» TASK BRIEF
Repeat the data word for word, from its first line through the line containing "- enter-softkey[interactable]: [328, 199, 398, 223]", both included.

» DATASET CONTENT
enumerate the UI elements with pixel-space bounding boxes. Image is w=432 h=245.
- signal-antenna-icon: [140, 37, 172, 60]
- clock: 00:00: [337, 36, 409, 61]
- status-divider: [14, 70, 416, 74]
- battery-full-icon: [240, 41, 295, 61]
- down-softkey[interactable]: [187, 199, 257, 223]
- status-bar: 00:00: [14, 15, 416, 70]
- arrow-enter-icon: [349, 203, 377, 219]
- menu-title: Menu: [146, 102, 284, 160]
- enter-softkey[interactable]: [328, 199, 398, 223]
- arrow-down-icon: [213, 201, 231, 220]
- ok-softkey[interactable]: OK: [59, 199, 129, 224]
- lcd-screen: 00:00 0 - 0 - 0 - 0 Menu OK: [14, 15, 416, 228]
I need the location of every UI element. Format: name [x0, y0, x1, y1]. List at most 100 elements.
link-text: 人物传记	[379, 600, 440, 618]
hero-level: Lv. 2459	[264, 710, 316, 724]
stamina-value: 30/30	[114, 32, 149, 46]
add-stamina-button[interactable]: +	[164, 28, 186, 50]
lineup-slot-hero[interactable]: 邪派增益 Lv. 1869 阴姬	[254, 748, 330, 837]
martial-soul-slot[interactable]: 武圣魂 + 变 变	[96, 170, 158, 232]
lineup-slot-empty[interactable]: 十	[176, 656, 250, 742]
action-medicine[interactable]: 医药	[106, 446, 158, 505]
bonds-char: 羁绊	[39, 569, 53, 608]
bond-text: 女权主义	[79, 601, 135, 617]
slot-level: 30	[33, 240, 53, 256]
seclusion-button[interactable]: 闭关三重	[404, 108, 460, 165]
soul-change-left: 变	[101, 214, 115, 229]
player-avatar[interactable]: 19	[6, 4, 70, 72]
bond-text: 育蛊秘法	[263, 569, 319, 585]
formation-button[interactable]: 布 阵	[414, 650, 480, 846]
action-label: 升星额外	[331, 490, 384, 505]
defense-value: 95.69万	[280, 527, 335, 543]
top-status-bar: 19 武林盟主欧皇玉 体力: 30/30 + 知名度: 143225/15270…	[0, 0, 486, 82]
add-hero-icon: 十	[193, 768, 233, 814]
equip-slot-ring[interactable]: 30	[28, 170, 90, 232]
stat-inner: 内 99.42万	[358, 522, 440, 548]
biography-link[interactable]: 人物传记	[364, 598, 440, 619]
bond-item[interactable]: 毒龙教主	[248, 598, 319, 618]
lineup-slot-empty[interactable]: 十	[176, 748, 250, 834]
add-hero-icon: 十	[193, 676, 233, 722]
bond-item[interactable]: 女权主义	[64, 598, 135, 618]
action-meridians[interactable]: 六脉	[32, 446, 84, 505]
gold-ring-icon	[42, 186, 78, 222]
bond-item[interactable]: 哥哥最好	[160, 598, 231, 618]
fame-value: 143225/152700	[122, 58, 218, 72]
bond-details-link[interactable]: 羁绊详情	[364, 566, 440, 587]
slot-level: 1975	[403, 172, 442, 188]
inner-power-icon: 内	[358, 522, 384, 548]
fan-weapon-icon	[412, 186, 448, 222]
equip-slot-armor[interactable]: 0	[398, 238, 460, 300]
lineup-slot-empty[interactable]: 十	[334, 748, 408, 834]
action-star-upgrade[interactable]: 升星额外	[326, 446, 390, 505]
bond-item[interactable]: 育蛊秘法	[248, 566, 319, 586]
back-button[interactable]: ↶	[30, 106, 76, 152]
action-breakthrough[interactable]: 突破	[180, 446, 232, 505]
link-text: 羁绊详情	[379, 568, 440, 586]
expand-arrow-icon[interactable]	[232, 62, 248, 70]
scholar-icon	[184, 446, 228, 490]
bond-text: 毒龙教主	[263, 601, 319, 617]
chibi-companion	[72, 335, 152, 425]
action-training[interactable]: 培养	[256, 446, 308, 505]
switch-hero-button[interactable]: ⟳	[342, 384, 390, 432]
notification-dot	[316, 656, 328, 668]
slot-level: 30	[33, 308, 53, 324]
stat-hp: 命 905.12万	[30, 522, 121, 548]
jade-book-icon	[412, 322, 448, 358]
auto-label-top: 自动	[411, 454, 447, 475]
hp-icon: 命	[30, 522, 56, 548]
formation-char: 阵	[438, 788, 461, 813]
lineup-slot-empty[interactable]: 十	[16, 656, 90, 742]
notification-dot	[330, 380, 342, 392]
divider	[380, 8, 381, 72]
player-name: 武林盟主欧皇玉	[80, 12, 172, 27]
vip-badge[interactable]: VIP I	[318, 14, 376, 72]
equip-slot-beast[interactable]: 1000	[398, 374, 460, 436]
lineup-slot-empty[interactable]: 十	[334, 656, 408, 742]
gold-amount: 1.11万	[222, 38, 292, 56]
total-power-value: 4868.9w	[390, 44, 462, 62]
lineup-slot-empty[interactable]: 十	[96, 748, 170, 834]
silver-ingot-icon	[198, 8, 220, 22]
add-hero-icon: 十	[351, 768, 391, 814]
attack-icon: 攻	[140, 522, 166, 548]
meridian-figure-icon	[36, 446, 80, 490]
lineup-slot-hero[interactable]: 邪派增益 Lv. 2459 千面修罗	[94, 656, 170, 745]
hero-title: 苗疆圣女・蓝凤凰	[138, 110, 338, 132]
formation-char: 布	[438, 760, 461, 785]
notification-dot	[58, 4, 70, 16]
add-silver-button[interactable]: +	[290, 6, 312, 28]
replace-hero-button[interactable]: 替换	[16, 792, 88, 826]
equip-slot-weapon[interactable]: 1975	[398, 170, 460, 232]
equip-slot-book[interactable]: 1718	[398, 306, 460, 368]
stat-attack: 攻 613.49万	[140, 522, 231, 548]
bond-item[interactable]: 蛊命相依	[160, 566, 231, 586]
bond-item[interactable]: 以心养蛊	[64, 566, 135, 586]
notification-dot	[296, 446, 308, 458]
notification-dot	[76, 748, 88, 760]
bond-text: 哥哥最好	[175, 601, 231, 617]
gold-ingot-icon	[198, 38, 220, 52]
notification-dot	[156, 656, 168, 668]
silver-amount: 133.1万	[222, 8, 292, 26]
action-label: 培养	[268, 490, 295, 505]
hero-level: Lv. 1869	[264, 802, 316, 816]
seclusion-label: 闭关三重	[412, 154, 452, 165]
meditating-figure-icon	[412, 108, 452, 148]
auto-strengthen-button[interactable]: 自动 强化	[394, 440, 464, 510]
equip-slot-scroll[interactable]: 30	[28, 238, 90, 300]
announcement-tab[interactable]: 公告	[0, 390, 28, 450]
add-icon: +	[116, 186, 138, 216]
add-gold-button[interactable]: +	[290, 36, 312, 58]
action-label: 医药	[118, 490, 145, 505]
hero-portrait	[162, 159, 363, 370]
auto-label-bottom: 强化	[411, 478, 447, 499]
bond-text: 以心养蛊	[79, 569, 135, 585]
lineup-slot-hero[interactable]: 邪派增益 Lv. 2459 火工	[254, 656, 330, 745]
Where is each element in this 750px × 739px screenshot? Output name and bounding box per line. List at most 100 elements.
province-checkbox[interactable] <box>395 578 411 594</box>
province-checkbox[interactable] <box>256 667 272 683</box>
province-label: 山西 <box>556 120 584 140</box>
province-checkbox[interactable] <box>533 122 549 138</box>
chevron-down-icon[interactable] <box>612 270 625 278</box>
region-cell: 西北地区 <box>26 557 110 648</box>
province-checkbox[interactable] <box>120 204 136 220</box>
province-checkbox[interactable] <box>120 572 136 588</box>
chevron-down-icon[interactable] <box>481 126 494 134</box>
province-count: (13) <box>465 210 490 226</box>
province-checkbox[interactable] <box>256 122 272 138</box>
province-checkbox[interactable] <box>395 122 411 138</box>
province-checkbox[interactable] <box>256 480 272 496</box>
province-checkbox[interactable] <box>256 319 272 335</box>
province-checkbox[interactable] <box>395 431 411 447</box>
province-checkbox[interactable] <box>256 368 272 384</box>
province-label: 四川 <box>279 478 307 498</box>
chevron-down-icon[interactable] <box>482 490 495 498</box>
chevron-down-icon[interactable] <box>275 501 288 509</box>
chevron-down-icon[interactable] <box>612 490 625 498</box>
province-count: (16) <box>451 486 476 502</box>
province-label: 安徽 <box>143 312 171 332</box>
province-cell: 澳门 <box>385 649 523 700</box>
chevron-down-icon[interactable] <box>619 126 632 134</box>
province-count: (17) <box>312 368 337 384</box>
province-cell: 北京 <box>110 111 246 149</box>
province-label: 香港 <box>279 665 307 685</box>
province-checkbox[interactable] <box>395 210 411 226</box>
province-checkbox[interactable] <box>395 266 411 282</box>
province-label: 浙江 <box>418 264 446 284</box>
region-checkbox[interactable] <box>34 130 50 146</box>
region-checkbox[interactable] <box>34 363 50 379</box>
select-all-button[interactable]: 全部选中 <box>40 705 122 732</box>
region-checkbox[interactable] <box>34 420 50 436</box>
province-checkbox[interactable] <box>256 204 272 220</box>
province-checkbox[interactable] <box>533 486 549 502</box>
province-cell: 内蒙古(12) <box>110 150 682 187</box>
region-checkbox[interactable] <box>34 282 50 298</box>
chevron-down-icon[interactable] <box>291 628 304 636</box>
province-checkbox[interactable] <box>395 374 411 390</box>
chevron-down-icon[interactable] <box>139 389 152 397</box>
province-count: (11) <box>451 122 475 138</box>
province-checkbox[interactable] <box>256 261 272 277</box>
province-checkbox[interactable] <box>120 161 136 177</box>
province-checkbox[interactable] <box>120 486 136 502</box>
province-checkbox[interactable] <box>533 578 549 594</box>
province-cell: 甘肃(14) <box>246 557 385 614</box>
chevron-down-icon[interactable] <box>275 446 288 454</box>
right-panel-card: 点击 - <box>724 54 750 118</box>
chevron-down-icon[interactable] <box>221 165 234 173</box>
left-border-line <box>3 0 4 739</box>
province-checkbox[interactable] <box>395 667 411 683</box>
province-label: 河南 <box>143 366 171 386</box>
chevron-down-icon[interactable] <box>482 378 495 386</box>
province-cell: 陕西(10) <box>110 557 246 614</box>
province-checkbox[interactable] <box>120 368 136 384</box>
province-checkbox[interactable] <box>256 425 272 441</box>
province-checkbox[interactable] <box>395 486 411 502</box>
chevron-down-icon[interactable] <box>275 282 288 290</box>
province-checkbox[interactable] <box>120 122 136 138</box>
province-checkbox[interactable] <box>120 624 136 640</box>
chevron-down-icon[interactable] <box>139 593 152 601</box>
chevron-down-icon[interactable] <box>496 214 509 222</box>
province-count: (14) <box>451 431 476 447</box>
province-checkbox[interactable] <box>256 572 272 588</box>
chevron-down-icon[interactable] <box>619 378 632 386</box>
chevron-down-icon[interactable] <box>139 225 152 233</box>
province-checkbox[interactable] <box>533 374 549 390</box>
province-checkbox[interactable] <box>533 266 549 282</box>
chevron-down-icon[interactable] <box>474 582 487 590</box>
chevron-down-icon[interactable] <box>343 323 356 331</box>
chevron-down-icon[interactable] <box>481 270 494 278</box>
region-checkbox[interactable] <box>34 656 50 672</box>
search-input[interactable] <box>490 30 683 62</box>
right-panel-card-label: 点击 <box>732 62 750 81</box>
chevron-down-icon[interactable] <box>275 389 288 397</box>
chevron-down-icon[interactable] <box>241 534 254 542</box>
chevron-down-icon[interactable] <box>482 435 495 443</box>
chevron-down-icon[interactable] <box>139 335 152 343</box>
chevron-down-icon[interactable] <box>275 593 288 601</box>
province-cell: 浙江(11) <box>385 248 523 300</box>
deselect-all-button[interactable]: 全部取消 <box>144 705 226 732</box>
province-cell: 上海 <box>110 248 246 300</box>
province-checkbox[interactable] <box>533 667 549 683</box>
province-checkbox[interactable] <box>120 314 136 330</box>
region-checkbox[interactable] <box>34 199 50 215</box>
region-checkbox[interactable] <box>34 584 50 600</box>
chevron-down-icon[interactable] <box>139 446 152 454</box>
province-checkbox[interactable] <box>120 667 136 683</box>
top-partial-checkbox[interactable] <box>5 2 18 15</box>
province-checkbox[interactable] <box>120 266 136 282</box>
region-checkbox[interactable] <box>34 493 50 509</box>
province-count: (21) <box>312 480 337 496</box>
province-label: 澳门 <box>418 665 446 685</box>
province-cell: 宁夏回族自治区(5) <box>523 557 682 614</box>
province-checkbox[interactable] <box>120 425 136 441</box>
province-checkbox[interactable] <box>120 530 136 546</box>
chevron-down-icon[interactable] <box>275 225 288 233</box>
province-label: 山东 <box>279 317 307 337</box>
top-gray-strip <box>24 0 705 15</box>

» PROBLEM SOLUTION
enumerate the UI elements with pixel-space bounding boxes. Image is w=432 h=245.
- signal-antenna-icon: [140, 37, 172, 60]
- clock: 00:00: [337, 36, 409, 61]
- status-divider: [14, 70, 416, 74]
- battery-full-icon: [240, 41, 295, 61]
- down-softkey[interactable]: [187, 199, 257, 223]
- status-bar: 00:00: [14, 15, 416, 70]
- arrow-enter-icon: [349, 203, 377, 219]
- menu-title: Menu: [146, 102, 284, 160]
- enter-softkey[interactable]: [328, 199, 398, 223]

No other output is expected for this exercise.